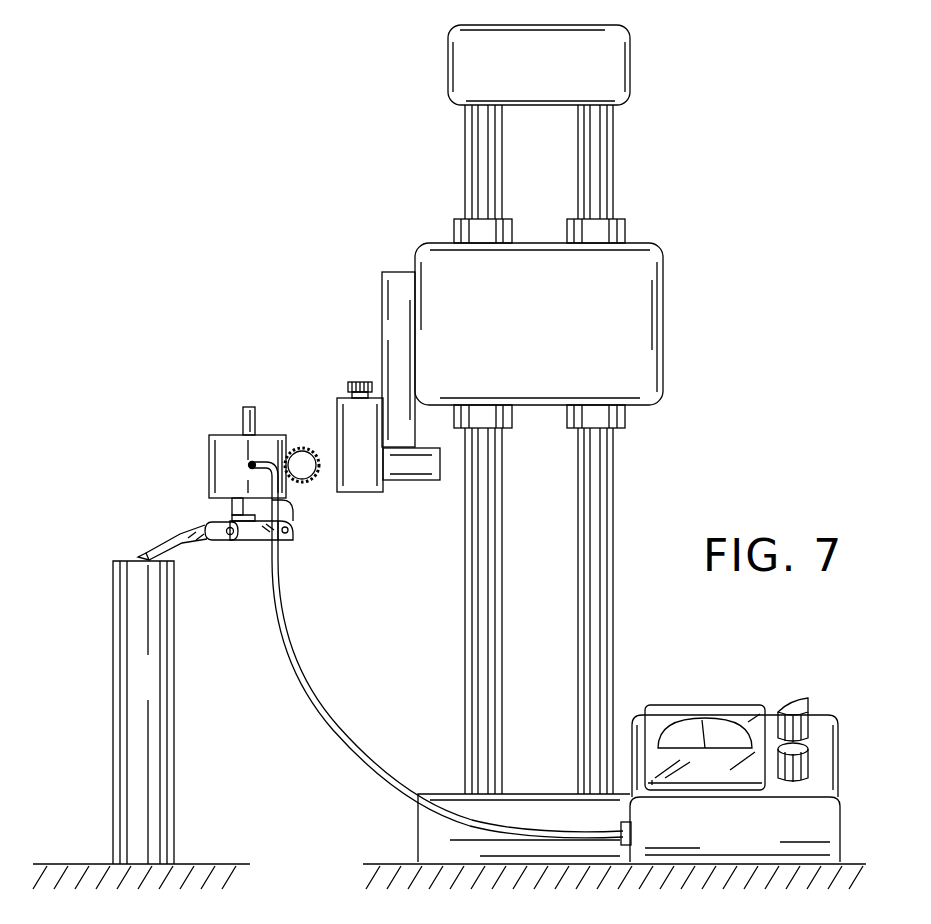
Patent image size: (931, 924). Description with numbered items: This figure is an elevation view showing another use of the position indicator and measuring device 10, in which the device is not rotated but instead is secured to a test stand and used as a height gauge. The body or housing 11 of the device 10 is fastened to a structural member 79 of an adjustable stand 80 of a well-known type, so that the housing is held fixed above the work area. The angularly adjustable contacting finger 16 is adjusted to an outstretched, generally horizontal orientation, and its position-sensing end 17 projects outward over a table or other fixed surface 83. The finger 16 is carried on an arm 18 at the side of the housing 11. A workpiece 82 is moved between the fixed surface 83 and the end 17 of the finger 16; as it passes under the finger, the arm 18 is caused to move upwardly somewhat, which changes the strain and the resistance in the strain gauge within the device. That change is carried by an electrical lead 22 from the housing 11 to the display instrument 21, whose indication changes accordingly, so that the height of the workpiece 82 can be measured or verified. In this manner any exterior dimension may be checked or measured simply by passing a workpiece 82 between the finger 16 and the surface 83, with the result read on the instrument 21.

The position indicator and measuring device 10 is at (200, 421).
The body or housing 11 is at (212, 458).
The contacting finger 16 is at (201, 534).
The position-sensing end 17 is at (138, 556).
The arm 18 is at (255, 540).
The display instrument 21 is at (693, 700).
The electrical lead 22 is at (307, 672).
The structural member 79 is at (330, 440).
The adjustable stand 80 is at (408, 212).
The workpiece 82 is at (160, 727).
The table or other fixed surface 83 is at (72, 864).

--------------------------------

▸ What this task involves:
Copy out all of the data above, substituting "side view" for "elevation view" wherever it occurs and keeping everything else unchanged. Leave the picture out of your answer.

▸ Result for this task:
Patent image size: (931, 924). Description with numbered items: This figure is an side view showing another use of the position indicator and measuring device 10, in which the device is not rotated but instead is secured to a test stand and used as a height gauge. The body or housing 11 of the device 10 is fastened to a structural member 79 of an adjustable stand 80 of a well-known type, so that the housing is held fixed above the work area. The angularly adjustable contacting finger 16 is adjusted to an outstretched, generally horizontal orientation, and its position-sensing end 17 projects outward over a table or other fixed surface 83. The finger 16 is carried on an arm 18 at the side of the housing 11. A workpiece 82 is moved between the fixed surface 83 and the end 17 of the finger 16; as it passes under the finger, the arm 18 is caused to move upwardly somewhat, which changes the strain and the resistance in the strain gauge within the device. That change is carried by an electrical lead 22 from the housing 11 to the display instrument 21, whose indication changes accordingly, so that the height of the workpiece 82 can be measured or verified. In this manner any exterior dimension may be checked or measured simply by passing a workpiece 82 between the finger 16 and the surface 83, with the result read on the instrument 21.

The position indicator and measuring device 10 is at (200, 421).
The body or housing 11 is at (212, 458).
The contacting finger 16 is at (201, 534).
The position-sensing end 17 is at (138, 556).
The arm 18 is at (255, 540).
The display instrument 21 is at (693, 700).
The electrical lead 22 is at (307, 672).
The structural member 79 is at (330, 440).
The adjustable stand 80 is at (408, 212).
The workpiece 82 is at (160, 727).
The table or other fixed surface 83 is at (72, 864).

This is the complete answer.